*What to produce*
In the text on biomarker testing and Dan's story, what life motto did Dan make from the acronym AFAP?

[[ Text block, beginning ]]

It’s important to have biomarker testing results before starting treatment, so that clinical trial matching can happen first. Many clinical trials require that patients be “treatment-naive” to participate. That means that patients who have started treatment already will be ineligible for those trials. Early biomarker testing and waiting for results gives patients the greatest chance to participate in a clinical trial.
Dan's Story
Routine Screening
Dan Shockley, a U.S. Navy veteran of three conflicts, had a routine colonoscopy for colorectal cancer screening at the then-recommended starting age of 50. That screening changed everything. Dan’s doctors discovered hundreds of polyps throughout his colon and rectum. They suspected that a hereditary syndrome may have caused these precancerous polyps, which if left untreated, would become colorectal cancer.
A Diagnosis
Dan’s immediate instinct was to rush towards treatment. He says, “I wanted to get the surgery, get it done as quick as possible.” His team recommended that he have genetic testing. Dan’s curious and positive nature, coupled with his military background, helped him wait for the facts and gather more information. “We have two choices. We can react or we can respond. My military background equipped me to respond by gathering information so I can make a logical decision.” Dan did not have cancer so there was no urgent testing order and turnaround times for testing were considerably longer in 2011, so he had several weeks to read credible resources and talk extensively with his gastroenterologist, genetic counselor, colorectal surgeon, and the chief of surgery. After germline genetic testing, Dan was diagnosed with attenuated Familial Adenomatous Polyposis, or aFAP.
Familial Adenomatous Polyposis and its subtype attenuated Familial Adenomatous Polyposis are inherited syndromes of high cancer risk. FAP and aFAP cause numerous abnormal growths, called adenomatous polyps, in the colon and rectum that will become colorectal cancer if left untreated. The timeline of polyp growth and cancer development is different in classic FAP and attenuated FAP. The average age of colorectal cancer is 39 years in patients with classic FAP. For attenuated FAP, the average age of colon cancer or rectal cancer development is 55. Dan’s polyps had been diagnosed just in time.
A Plan
Armed with this knowledge, Dan decided to undergo total proctocolectomy with permanent ileostomy. This means his entire colon and rectum were removed, and an opening in the abdominal wall, called a stoma, was created. Dan’s ileum (the last segment of the small intestine) was connected to this stoma to create an ileostomy which allows his small intestine to pass waste out of the body. A removable ostomy pouch is attached to the skin around the stoma to collect waste for disposal.
Knowing Is Worth the Wait
Since his preventive surgery more than 13 years ago, Dan has not developed colorectal cancer. Removing the precancerous polyps and the organs in which they would have continued to occur has prevented colorectal cancer for Dan.
Dan has taken the acronym of the condition that changed his life, AFAP, and turned it into his life’s motto, Always Forge Ahead with Purpose. Since his diagnosis and treatment, Dan has become a fierce advocate for others in similar situations. He is an ambassador for the hereditary colorectal cancer community, the rare disease community, and the ostomy community, and he speaks to bring awareness and support to men’s mental health. Dan continues to spread his message, “Stay positive, ask lots of questions, talk to your family, talk to your medical team, and research, try to obtain as much information as possible to prepare yourself.”

[[ Text block, end ]]
[[ Material supplied, beginning ]]

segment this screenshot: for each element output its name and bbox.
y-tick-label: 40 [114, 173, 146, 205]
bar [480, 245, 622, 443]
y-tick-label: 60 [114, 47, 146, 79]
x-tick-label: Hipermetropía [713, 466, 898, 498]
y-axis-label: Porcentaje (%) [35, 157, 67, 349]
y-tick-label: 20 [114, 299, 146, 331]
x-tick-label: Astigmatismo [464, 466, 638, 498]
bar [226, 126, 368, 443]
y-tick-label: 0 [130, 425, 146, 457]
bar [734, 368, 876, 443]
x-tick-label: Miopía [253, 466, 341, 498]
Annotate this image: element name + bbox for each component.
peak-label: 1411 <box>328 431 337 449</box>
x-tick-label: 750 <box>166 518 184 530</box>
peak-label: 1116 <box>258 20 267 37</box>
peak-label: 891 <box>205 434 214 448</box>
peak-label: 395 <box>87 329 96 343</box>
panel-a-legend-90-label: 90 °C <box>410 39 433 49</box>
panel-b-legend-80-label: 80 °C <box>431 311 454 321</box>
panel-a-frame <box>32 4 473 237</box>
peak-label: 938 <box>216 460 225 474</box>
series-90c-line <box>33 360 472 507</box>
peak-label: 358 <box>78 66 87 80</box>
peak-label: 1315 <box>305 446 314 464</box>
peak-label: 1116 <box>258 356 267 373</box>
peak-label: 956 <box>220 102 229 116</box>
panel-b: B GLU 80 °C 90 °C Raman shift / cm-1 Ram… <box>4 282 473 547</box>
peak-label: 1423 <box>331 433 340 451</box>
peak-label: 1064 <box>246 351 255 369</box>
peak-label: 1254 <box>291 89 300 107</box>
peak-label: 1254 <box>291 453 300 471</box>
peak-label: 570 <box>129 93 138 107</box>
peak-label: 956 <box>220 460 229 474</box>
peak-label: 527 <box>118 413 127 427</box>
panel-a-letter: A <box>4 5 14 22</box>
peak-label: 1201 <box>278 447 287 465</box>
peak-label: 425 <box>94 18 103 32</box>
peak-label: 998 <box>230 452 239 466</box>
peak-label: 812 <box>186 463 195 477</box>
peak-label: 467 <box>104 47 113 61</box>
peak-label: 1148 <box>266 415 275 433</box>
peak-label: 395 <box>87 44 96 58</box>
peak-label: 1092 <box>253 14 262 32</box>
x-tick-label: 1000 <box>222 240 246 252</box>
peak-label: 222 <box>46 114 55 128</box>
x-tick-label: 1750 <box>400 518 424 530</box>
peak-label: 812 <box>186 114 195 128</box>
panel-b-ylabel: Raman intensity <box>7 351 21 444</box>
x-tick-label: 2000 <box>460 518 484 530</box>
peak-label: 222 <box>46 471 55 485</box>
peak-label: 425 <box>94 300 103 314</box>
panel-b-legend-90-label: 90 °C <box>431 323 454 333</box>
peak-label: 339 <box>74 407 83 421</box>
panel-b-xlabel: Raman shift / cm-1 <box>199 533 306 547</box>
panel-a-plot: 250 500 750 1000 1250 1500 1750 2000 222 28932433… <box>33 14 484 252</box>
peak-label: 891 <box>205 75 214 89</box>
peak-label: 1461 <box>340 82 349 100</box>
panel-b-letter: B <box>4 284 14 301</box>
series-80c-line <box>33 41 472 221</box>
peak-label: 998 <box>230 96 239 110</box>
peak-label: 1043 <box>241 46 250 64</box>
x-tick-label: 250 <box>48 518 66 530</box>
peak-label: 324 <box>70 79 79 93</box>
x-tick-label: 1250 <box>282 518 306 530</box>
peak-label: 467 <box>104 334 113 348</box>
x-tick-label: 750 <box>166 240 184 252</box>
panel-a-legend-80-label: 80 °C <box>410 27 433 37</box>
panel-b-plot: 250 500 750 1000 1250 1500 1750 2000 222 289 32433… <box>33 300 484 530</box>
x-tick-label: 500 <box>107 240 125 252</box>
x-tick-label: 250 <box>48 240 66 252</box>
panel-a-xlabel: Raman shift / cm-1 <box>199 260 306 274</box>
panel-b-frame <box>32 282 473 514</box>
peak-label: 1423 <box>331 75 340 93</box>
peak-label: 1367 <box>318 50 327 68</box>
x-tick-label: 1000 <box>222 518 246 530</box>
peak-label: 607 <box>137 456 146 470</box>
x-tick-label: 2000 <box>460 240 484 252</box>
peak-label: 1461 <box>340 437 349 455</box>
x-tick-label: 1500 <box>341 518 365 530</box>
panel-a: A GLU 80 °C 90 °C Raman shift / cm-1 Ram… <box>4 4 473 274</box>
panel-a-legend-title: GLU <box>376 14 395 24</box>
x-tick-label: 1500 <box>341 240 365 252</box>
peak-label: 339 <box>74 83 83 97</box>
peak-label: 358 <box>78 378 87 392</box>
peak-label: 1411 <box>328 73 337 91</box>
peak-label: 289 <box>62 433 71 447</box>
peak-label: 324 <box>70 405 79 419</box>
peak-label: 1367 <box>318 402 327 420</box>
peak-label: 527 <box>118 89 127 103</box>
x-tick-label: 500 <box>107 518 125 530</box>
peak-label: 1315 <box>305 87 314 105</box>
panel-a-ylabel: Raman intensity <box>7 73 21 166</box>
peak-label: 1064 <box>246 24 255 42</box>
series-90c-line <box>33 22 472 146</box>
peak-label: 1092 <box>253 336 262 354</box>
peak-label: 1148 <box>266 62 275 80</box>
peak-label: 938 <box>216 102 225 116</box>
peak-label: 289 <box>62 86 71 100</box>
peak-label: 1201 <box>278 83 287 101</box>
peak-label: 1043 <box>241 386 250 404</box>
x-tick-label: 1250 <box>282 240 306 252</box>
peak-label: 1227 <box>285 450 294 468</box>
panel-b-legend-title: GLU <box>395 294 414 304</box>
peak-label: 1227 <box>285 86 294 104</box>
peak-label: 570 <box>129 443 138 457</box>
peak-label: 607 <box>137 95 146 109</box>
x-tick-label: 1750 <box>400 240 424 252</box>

[[ Material supplied, end ]]

*Answer*
Always Forge Ahead with Purpose.